START
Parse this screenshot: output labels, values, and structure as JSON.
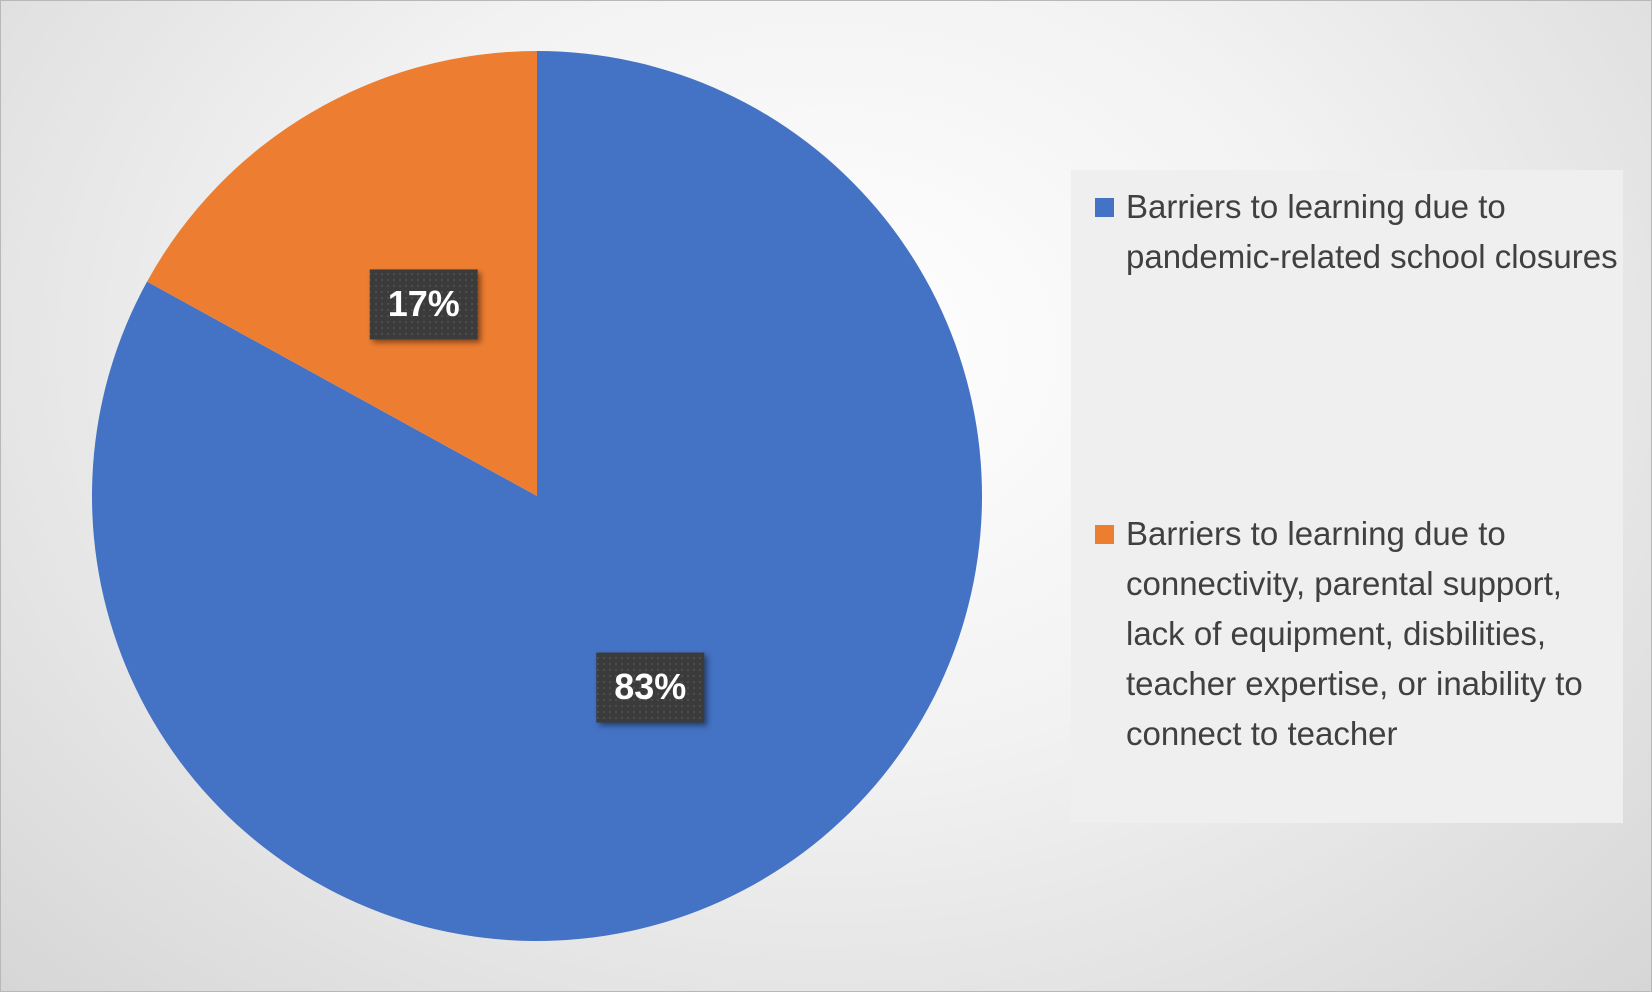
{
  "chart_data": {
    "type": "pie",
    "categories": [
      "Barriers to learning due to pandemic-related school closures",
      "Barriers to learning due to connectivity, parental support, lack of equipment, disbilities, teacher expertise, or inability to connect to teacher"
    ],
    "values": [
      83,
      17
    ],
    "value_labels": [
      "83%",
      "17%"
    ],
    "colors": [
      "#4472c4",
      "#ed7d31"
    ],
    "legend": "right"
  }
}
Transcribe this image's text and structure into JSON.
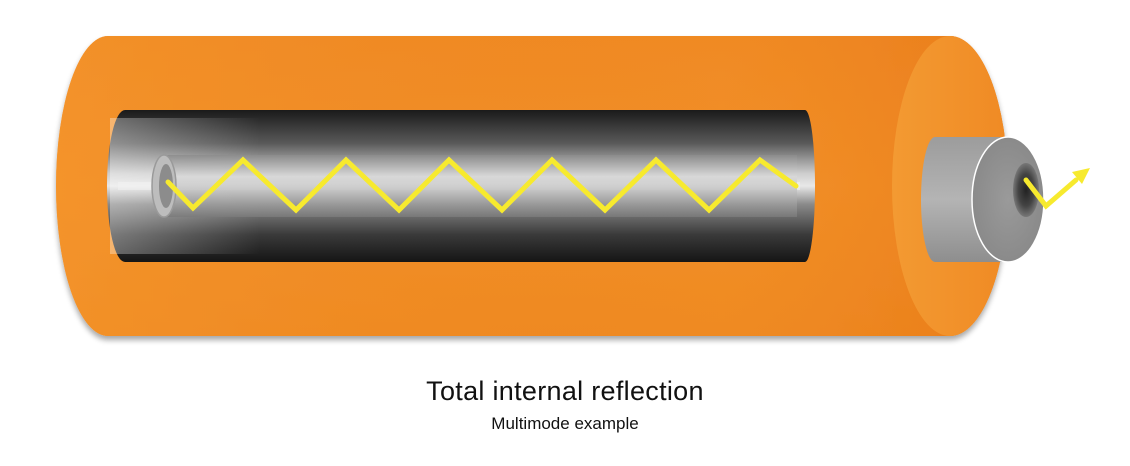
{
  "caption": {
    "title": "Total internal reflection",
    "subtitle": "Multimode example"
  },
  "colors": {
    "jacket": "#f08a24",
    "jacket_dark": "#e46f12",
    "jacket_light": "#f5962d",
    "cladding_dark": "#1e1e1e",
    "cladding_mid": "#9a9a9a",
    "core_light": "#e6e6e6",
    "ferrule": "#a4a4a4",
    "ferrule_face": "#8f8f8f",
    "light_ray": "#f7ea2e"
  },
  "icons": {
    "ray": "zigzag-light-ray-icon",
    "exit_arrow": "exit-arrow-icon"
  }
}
END
START
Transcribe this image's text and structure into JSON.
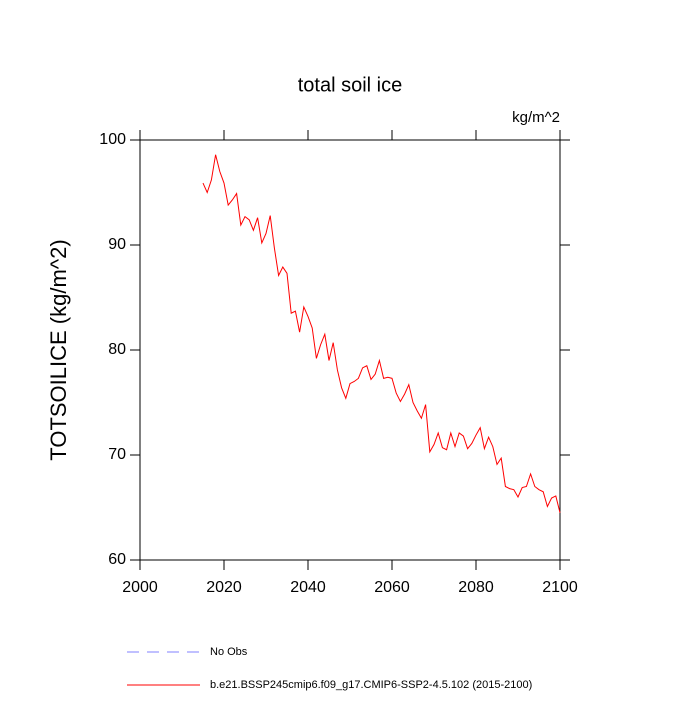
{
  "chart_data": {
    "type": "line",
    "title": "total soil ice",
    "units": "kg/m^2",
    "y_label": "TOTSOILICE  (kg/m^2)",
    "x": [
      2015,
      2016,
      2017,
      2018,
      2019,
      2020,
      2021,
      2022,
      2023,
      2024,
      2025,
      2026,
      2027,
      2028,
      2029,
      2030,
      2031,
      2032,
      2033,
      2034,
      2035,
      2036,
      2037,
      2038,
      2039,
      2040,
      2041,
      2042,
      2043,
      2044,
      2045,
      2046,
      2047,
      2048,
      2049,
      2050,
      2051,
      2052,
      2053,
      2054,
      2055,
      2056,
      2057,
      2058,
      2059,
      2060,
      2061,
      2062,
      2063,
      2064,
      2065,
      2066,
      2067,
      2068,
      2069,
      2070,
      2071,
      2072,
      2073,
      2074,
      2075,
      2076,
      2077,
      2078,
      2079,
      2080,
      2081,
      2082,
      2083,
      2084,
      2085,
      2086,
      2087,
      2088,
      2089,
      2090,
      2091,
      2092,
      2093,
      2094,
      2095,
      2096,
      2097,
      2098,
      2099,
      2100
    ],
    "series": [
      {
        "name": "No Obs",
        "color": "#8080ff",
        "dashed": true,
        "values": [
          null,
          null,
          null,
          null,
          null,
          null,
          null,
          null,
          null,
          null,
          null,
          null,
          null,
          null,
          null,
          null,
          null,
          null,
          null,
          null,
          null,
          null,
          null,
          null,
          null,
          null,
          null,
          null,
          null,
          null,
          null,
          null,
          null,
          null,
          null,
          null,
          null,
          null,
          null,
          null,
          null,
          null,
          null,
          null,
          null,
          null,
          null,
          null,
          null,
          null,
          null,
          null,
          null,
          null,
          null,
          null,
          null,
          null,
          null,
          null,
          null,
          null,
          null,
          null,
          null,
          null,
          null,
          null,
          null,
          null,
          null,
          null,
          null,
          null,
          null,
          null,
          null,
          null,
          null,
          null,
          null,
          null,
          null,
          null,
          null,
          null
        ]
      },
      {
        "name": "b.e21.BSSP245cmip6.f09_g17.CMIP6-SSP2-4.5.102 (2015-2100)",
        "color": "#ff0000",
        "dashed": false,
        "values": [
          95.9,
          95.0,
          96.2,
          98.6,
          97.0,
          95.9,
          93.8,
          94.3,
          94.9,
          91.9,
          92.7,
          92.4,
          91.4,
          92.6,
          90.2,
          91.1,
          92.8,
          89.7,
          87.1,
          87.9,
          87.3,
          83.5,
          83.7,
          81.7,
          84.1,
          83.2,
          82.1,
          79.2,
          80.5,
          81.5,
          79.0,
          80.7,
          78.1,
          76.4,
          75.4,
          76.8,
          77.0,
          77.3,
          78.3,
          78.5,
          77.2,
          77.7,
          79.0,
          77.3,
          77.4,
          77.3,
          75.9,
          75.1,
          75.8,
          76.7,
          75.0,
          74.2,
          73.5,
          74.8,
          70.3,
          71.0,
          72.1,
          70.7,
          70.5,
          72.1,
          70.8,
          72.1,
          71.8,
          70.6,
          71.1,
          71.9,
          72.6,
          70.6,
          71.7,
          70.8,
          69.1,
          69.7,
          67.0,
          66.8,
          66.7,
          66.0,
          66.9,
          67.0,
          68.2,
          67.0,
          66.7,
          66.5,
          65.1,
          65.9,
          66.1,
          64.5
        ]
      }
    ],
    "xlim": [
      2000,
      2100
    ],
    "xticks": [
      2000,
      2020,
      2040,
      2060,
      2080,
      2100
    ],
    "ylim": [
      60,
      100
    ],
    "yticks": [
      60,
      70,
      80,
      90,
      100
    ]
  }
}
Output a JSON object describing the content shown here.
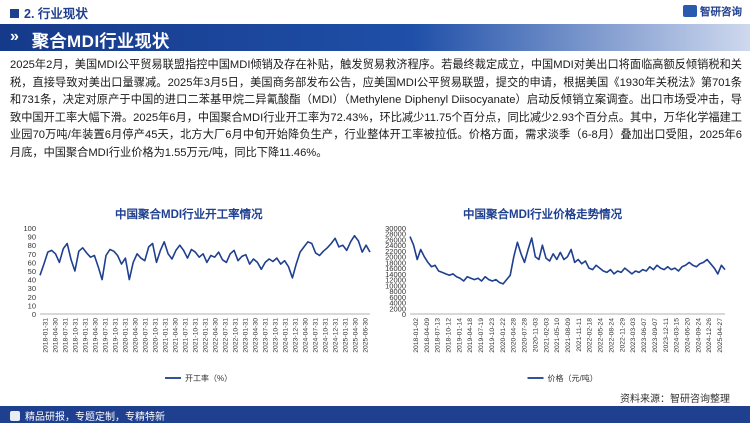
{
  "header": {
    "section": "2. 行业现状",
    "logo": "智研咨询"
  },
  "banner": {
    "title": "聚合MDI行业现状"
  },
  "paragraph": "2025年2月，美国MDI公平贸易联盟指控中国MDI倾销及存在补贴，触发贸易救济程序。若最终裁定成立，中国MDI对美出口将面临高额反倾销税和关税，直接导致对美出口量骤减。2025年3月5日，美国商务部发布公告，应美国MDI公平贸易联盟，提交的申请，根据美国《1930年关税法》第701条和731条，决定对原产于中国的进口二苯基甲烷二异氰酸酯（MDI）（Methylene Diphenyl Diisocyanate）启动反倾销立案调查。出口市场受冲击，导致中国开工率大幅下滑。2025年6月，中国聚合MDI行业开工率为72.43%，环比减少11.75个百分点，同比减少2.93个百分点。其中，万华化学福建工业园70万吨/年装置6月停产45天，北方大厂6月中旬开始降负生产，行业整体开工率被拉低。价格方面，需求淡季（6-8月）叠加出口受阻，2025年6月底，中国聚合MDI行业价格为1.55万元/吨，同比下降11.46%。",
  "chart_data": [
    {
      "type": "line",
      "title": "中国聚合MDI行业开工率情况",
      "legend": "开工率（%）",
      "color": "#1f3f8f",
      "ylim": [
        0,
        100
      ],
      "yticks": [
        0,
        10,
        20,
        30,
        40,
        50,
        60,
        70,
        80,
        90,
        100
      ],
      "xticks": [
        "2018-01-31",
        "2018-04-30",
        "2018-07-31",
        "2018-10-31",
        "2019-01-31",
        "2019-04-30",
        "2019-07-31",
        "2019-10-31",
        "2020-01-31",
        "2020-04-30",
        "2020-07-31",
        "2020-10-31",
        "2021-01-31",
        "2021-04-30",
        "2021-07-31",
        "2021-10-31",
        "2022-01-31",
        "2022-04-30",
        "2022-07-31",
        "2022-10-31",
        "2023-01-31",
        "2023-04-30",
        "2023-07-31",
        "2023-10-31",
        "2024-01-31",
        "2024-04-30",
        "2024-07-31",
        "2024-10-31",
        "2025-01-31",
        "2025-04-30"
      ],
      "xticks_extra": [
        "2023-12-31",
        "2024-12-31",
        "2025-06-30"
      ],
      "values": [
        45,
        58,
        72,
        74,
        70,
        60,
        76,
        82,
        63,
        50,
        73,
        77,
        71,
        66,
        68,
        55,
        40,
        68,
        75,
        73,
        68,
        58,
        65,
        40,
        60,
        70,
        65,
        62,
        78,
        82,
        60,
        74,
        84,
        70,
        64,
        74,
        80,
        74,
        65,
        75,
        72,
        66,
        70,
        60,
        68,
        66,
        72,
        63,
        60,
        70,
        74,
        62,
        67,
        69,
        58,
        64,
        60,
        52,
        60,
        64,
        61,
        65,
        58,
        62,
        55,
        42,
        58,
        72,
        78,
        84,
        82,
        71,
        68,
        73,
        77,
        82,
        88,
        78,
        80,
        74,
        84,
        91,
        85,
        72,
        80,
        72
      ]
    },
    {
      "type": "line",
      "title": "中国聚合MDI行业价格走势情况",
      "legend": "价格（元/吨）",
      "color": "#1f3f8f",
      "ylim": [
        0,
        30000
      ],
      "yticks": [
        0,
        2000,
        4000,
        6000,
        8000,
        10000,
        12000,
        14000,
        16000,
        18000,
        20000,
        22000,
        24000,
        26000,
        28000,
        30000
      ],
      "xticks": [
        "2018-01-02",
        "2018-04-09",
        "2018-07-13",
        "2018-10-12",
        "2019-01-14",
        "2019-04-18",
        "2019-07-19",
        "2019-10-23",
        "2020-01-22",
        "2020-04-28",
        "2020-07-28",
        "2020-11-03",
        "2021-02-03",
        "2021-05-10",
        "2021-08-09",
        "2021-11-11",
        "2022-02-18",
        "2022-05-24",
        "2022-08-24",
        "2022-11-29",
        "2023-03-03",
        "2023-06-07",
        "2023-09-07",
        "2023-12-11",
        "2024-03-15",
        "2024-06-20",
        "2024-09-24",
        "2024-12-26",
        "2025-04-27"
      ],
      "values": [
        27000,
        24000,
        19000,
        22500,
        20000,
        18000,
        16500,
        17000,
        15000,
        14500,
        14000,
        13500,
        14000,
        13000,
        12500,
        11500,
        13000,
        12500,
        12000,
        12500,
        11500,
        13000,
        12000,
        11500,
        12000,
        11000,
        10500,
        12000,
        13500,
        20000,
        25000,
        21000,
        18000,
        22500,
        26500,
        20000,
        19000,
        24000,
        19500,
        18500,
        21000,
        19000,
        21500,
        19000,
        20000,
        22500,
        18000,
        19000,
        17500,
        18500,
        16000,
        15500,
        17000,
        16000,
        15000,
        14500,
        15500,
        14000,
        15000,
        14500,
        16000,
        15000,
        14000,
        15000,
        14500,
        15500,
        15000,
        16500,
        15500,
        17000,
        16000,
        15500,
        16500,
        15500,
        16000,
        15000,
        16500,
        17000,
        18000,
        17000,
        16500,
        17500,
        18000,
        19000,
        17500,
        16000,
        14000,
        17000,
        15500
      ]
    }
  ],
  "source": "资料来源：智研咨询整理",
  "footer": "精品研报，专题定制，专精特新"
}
END
STATED EXERCISE:
Search the lines above for the string "learning" and copy each line that has it.

PROBLEM SOLUTION:
      "Barriers to learning due to pandemic-related school closures",
      "Barriers to learning due to connectivity, parental support, lack of equipment, disbilities, teacher expertise, or inability to connect to teacher"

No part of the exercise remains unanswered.